__Data shown__
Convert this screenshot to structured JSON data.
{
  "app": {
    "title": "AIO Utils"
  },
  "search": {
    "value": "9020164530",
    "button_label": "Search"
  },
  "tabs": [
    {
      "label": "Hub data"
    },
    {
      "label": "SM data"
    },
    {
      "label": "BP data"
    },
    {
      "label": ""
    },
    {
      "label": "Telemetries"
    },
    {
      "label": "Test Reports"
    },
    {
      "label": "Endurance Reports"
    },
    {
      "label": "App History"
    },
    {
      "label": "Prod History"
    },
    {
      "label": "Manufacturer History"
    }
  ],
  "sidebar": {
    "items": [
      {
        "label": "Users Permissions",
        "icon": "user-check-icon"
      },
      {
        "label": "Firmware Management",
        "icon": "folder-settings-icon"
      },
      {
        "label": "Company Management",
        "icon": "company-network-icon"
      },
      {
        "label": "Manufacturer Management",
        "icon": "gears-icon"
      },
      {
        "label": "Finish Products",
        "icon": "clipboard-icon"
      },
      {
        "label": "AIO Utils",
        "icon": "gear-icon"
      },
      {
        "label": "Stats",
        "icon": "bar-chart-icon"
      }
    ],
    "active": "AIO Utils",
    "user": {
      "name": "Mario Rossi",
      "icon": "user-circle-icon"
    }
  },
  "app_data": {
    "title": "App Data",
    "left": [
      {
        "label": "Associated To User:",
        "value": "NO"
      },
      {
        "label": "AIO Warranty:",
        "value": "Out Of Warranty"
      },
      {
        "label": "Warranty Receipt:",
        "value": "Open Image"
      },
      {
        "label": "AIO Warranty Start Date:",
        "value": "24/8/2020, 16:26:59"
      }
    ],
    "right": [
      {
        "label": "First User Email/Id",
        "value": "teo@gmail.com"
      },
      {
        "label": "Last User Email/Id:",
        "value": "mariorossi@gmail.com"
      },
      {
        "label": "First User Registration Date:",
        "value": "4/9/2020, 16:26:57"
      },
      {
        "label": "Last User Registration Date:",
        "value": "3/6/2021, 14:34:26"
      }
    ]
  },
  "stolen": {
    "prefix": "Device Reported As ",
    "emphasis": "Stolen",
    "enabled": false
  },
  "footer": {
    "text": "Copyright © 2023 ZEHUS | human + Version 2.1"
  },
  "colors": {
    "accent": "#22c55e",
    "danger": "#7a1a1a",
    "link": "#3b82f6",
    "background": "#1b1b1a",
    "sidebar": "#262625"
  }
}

__What the exercise asks__
Write down the full listing again, exactly.

__The completed task__
Convert this screenshot to structured JSON data.
{
  "app": {
    "title": "AIO Utils"
  },
  "search": {
    "value": "9020164530",
    "button_label": "Search"
  },
  "tabs": [
    {
      "label": "Hub data"
    },
    {
      "label": "SM data"
    },
    {
      "label": "BP data"
    },
    {
      "label": ""
    },
    {
      "label": "Telemetries"
    },
    {
      "label": "Test Reports"
    },
    {
      "label": "Endurance Reports"
    },
    {
      "label": "App History"
    },
    {
      "label": "Prod History"
    },
    {
      "label": "Manufacturer History"
    }
  ],
  "sidebar": {
    "items": [
      {
        "label": "Users Permissions",
        "icon": "user-check-icon"
      },
      {
        "label": "Firmware Management",
        "icon": "folder-settings-icon"
      },
      {
        "label": "Company Management",
        "icon": "company-network-icon"
      },
      {
        "label": "Manufacturer Management",
        "icon": "gears-icon"
      },
      {
        "label": "Finish Products",
        "icon": "clipboard-icon"
      },
      {
        "label": "AIO Utils",
        "icon": "gear-icon"
      },
      {
        "label": "Stats",
        "icon": "bar-chart-icon"
      }
    ],
    "active": "AIO Utils",
    "user": {
      "name": "Mario Rossi",
      "icon": "user-circle-icon"
    }
  },
  "app_data": {
    "title": "App Data",
    "left": [
      {
        "label": "Associated To User:",
        "value": "NO"
      },
      {
        "label": "AIO Warranty:",
        "value": "Out Of Warranty"
      },
      {
        "label": "Warranty Receipt:",
        "value": "Open Image"
      },
      {
        "label": "AIO Warranty Start Date:",
        "value": "24/8/2020, 16:26:59"
      }
    ],
    "right": [
      {
        "label": "First User Email/Id",
        "value": "teo@gmail.com"
      },
      {
        "label": "Last User Email/Id:",
        "value": "mariorossi@gmail.com"
      },
      {
        "label": "First User Registration Date:",
        "value": "4/9/2020, 16:26:57"
      },
      {
        "label": "Last User Registration Date:",
        "value": "3/6/2021, 14:34:26"
      }
    ]
  },
  "stolen": {
    "prefix": "Device Reported As ",
    "emphasis": "Stolen",
    "enabled": false
  },
  "footer": {
    "text": "Copyright © 2023 ZEHUS | human + Version 2.1"
  },
  "colors": {
    "accent": "#22c55e",
    "danger": "#7a1a1a",
    "link": "#3b82f6",
    "background": "#1b1b1a",
    "sidebar": "#262625"
  }
}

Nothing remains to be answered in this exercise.